__DESCRIPTION OF THE TASK__: For the records below, tally the lines that include the word "cortex" and give only the tally.

········

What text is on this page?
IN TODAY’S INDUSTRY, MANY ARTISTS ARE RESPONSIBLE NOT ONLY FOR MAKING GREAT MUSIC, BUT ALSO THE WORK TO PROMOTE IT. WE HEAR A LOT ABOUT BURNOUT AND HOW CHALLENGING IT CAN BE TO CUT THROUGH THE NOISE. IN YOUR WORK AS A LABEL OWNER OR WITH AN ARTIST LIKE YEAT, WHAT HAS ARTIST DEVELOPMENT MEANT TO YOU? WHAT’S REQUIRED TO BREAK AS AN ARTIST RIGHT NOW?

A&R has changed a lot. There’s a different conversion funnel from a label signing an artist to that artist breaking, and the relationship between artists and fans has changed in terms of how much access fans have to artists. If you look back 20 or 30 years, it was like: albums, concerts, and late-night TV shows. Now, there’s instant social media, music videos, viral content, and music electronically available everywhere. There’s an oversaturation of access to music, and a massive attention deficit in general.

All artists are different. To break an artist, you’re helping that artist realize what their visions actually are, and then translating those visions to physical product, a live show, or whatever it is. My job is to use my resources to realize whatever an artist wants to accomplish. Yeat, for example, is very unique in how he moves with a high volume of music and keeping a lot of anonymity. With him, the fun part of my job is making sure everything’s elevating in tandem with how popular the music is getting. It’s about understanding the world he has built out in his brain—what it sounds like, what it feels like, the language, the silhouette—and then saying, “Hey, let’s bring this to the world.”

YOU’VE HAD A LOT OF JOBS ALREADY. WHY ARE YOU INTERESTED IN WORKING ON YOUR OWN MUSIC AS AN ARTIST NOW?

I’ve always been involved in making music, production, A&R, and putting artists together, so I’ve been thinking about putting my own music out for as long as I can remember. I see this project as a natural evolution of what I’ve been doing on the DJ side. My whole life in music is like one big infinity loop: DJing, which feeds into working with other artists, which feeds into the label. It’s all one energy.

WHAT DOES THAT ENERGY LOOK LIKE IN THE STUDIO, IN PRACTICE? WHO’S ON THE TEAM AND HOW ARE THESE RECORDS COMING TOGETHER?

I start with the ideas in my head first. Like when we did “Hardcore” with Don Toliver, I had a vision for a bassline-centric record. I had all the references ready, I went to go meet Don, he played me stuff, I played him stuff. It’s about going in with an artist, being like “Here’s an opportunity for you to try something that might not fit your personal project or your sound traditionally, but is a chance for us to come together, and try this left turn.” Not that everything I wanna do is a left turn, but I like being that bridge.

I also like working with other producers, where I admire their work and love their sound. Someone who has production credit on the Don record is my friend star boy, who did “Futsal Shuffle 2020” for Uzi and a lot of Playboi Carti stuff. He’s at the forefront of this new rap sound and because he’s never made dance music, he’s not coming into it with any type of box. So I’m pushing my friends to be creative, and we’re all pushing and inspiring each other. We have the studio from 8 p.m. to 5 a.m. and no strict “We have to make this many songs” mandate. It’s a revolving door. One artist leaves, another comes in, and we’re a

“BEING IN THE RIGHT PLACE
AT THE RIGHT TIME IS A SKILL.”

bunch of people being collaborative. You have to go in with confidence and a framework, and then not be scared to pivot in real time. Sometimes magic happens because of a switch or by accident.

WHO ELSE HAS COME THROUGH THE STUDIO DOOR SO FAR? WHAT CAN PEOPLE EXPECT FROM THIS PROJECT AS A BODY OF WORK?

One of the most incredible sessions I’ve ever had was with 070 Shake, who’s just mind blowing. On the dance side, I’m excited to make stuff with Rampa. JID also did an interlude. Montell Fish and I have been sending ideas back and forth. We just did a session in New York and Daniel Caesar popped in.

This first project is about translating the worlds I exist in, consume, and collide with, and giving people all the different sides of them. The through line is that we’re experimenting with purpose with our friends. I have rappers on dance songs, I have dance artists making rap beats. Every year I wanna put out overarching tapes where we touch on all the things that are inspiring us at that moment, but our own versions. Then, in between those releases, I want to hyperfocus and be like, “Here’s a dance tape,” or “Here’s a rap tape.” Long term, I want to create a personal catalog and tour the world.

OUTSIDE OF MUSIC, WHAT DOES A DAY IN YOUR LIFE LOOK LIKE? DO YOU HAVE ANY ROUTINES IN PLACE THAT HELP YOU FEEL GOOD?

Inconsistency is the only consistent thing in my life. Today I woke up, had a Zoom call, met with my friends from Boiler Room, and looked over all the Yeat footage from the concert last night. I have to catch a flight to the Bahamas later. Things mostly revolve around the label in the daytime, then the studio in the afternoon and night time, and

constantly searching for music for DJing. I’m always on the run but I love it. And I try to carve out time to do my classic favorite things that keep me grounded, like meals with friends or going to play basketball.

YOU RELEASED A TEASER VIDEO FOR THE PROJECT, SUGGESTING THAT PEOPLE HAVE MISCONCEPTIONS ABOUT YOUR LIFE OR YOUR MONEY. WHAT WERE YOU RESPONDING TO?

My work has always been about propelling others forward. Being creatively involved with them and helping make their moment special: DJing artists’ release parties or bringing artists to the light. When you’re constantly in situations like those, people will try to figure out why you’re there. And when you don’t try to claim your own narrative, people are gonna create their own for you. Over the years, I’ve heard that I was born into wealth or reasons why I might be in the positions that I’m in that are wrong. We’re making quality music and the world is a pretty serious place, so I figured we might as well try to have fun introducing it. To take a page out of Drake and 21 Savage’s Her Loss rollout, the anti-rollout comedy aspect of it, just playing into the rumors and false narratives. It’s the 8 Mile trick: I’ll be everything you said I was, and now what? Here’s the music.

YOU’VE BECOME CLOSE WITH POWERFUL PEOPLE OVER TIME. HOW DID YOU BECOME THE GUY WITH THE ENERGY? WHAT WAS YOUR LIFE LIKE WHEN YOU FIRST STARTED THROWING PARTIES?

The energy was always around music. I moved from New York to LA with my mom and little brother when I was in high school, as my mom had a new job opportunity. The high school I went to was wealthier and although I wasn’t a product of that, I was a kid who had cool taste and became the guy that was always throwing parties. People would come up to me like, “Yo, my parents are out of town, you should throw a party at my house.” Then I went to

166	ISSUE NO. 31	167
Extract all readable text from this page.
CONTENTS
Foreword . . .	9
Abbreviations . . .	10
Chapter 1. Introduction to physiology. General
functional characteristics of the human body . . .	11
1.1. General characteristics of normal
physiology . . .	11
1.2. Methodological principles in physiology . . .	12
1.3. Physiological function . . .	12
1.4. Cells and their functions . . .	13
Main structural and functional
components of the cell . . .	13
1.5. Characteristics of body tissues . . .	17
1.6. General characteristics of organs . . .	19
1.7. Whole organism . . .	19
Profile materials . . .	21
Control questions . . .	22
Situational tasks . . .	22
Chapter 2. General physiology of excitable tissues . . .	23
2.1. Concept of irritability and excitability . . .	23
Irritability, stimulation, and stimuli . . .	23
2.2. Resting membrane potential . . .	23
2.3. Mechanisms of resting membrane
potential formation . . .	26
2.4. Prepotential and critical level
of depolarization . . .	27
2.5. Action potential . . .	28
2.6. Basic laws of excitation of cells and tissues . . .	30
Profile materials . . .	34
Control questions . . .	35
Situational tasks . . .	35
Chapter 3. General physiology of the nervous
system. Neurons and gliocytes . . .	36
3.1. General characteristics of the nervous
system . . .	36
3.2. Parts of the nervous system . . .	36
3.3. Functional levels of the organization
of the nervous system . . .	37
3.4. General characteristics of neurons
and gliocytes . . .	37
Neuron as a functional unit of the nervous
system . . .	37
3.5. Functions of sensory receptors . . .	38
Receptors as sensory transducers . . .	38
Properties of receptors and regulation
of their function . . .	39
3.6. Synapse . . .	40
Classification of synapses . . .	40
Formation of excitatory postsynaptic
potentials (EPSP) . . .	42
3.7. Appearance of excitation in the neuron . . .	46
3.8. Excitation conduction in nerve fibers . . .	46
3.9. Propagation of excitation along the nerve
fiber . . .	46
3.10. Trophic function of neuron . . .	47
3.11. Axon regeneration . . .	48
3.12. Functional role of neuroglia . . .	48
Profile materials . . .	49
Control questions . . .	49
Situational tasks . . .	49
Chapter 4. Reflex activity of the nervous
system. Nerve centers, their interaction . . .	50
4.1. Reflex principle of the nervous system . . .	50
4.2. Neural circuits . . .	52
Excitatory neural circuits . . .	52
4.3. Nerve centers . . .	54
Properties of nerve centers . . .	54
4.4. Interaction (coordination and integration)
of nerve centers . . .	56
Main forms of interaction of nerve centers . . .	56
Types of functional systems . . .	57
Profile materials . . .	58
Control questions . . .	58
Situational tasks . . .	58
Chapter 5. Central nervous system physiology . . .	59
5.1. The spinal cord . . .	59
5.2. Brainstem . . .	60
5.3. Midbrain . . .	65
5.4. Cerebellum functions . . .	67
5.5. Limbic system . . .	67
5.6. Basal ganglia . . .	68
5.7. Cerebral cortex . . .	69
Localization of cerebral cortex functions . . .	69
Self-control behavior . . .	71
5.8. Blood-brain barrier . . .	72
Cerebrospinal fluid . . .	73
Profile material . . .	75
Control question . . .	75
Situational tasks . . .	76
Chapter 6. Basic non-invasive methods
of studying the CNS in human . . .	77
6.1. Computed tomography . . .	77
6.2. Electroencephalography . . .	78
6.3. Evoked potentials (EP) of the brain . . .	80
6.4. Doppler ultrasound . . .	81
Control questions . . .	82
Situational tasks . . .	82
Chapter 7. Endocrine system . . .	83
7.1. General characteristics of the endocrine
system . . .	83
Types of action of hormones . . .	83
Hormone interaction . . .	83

········

__ANSWER TO THIS EXERCISE__: 2